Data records
## START

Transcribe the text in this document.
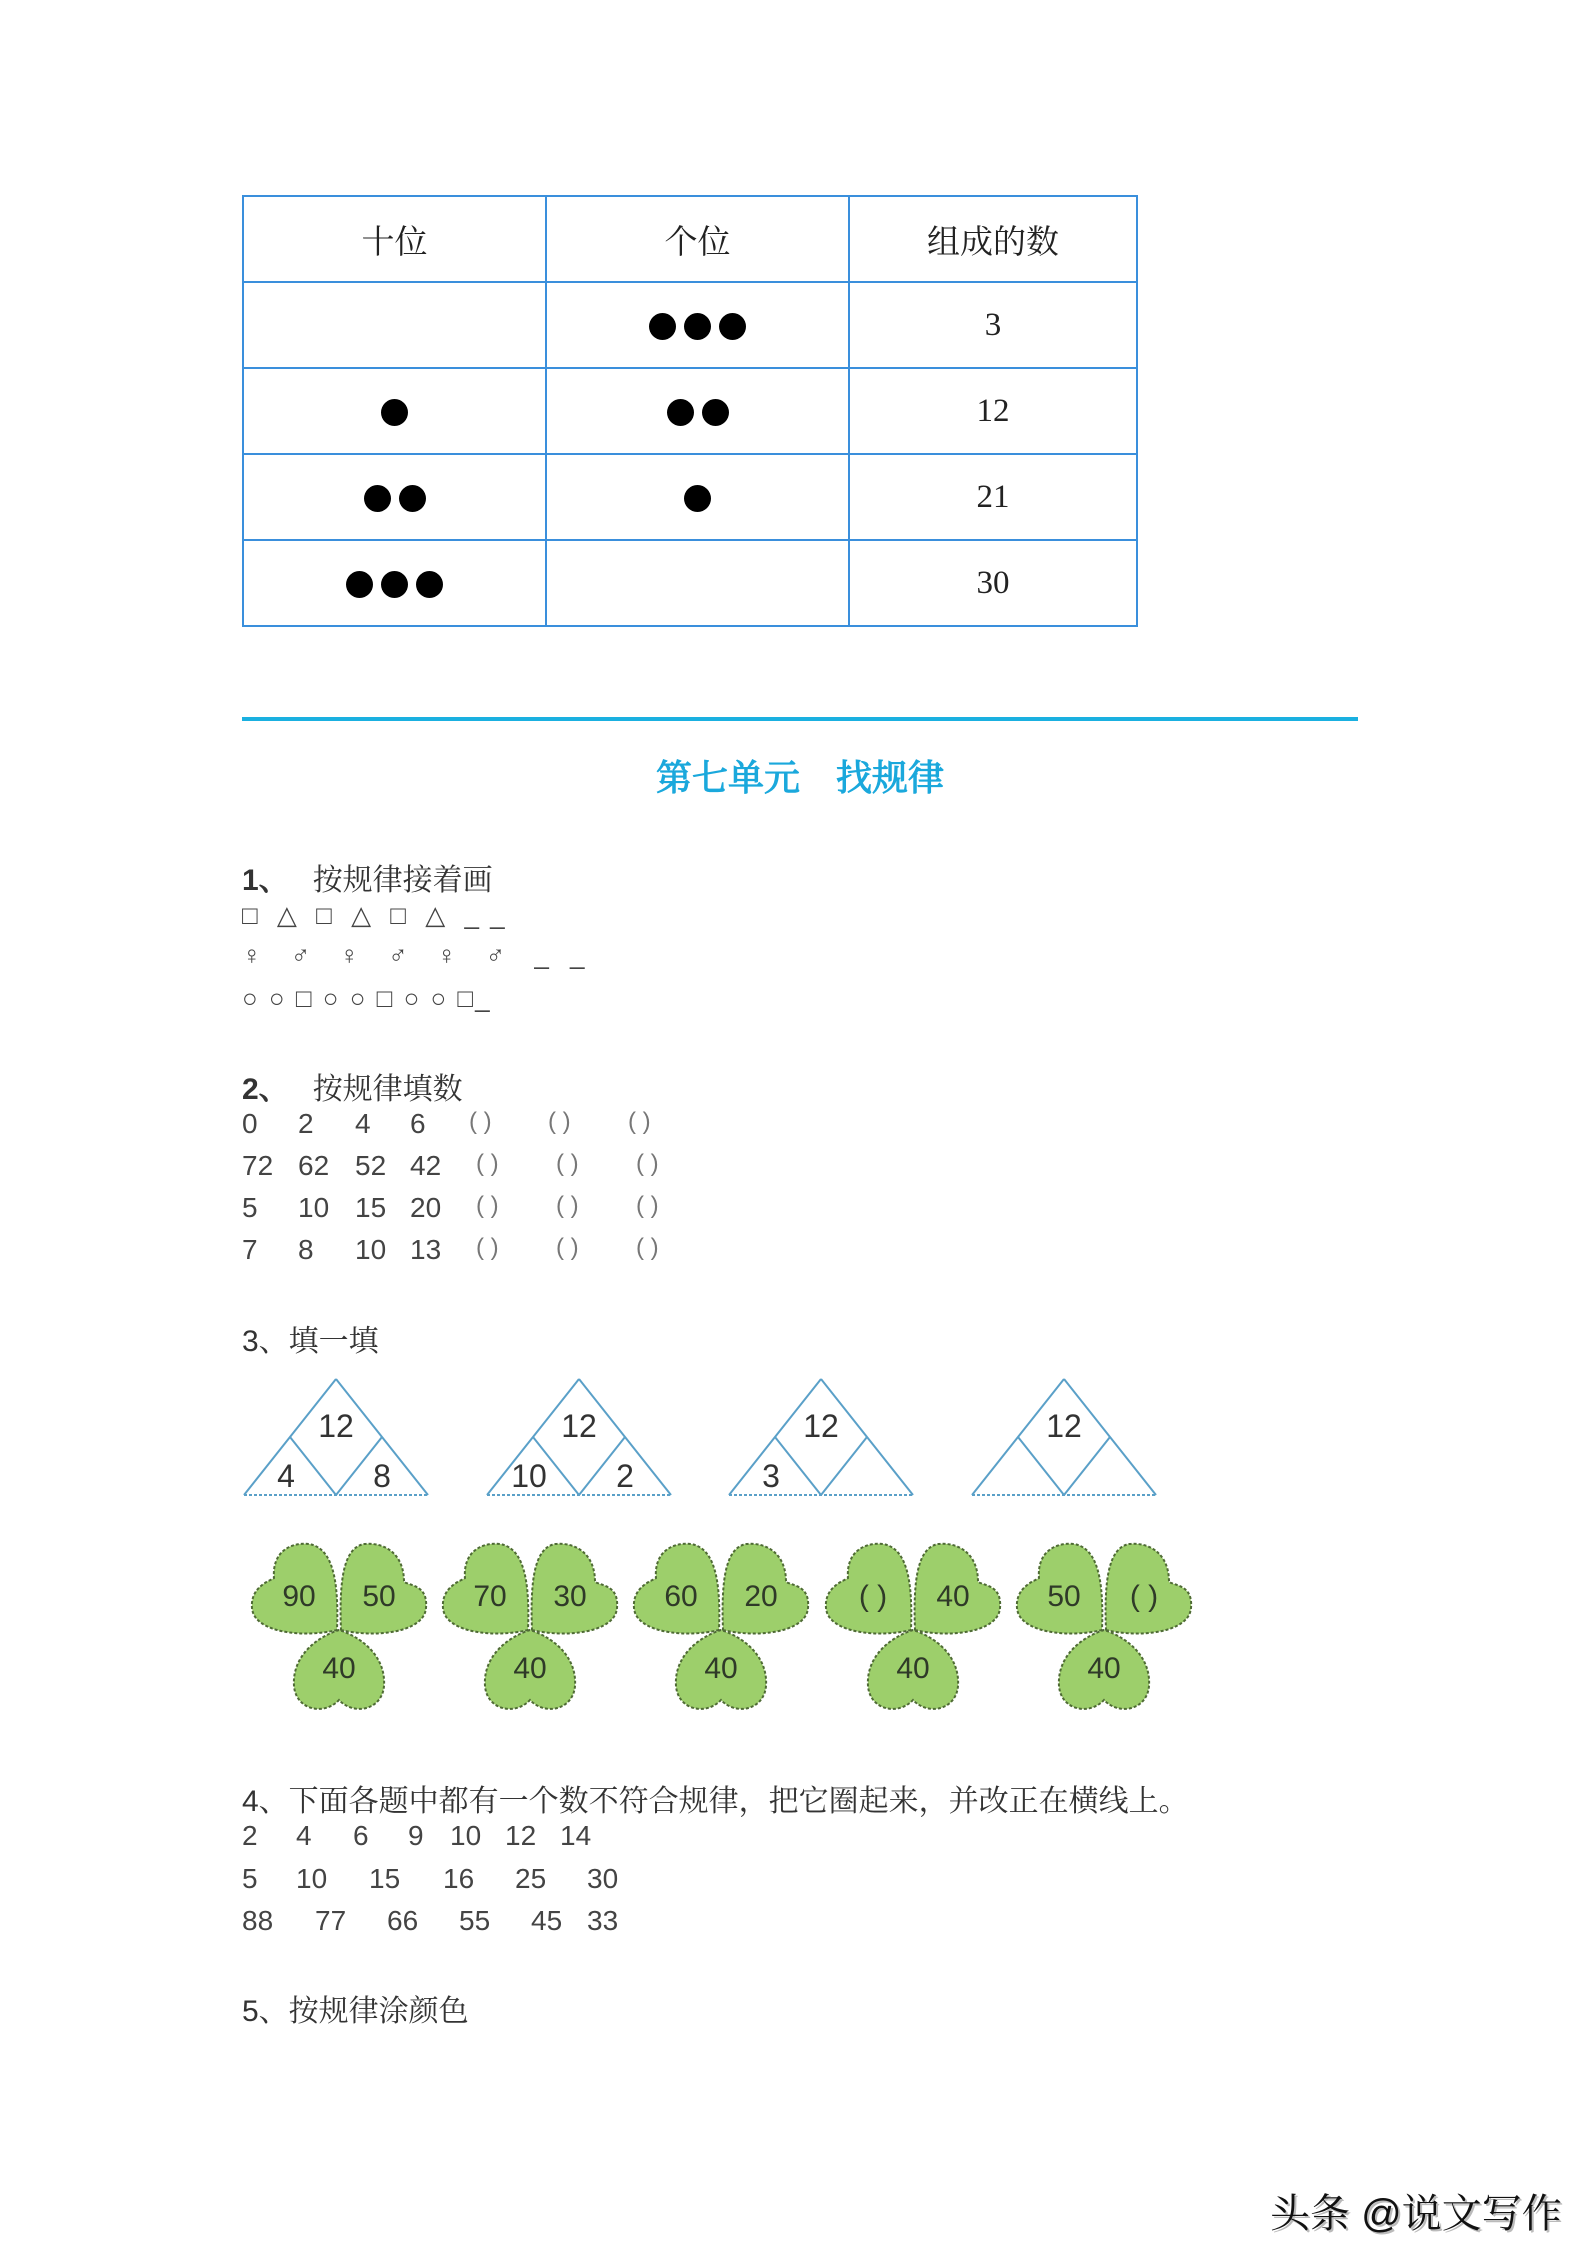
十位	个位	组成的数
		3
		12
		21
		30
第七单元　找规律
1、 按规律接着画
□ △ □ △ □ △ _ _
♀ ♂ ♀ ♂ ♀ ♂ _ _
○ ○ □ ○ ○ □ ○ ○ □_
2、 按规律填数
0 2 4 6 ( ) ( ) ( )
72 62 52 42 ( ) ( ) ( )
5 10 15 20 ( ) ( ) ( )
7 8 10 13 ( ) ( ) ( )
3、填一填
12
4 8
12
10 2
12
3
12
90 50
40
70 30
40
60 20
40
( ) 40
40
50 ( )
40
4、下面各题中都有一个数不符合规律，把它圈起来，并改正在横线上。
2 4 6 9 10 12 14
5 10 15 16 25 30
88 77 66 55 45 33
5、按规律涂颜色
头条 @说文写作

## END

§ **Work to be completed**
Output the entries above exactly. Drop the pictures.

§ **Completed task**
Transcribe the text in this document.
十位	个位	组成的数
		3
		12
		21
		30
第七单元　找规律
1、 按规律接着画
□ △ □ △ □ △ _ _
♀ ♂ ♀ ♂ ♀ ♂ _ _
○ ○ □ ○ ○ □ ○ ○ □_
2、 按规律填数
0 2 4 6 ( ) ( ) ( )
72 62 52 42 ( ) ( ) ( )
5 10 15 20 ( ) ( ) ( )
7 8 10 13 ( ) ( ) ( )
3、填一填
12
4 8
12
10 2
12
3
12
90 50
40
70 30
40
60 20
40
( ) 40
40
50 ( )
40
4、下面各题中都有一个数不符合规律，把它圈起来，并改正在横线上。
2 4 6 9 10 12 14
5 10 15 16 25 30
88 77 66 55 45 33
5、按规律涂颜色
头条 @说文写作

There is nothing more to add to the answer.